Give every line below again, exactly.

━━━ GIVEN INFORMATION

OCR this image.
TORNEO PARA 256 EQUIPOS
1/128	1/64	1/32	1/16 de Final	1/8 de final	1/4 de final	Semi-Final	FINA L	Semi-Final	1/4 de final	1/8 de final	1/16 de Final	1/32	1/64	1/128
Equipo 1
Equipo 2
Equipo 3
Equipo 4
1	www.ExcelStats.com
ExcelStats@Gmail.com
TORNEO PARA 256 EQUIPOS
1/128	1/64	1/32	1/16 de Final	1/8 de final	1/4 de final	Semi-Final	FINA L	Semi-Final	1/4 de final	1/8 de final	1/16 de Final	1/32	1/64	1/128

━━━━━━

• _COMPLETED TASK_:
OCR this image.
TORNEO PARA 256 EQUIPOS
1/128	1/64	1/32	1/16 de Final	1/8 de final	1/4 de final	Semi-Final	FINA L	Semi-Final	1/4 de final	1/8 de final	1/16 de Final	1/32	1/64	1/128
Equipo 1
Equipo 2
Equipo 3
Equipo 4
1	www.ExcelStats.com
ExcelStats@Gmail.com
TORNEO PARA 256 EQUIPOS
1/128	1/64	1/32	1/16 de Final	1/8 de final	1/4 de final	Semi-Final	FINA L	Semi-Final	1/4 de final	1/8 de final	1/16 de Final	1/32	1/64	1/128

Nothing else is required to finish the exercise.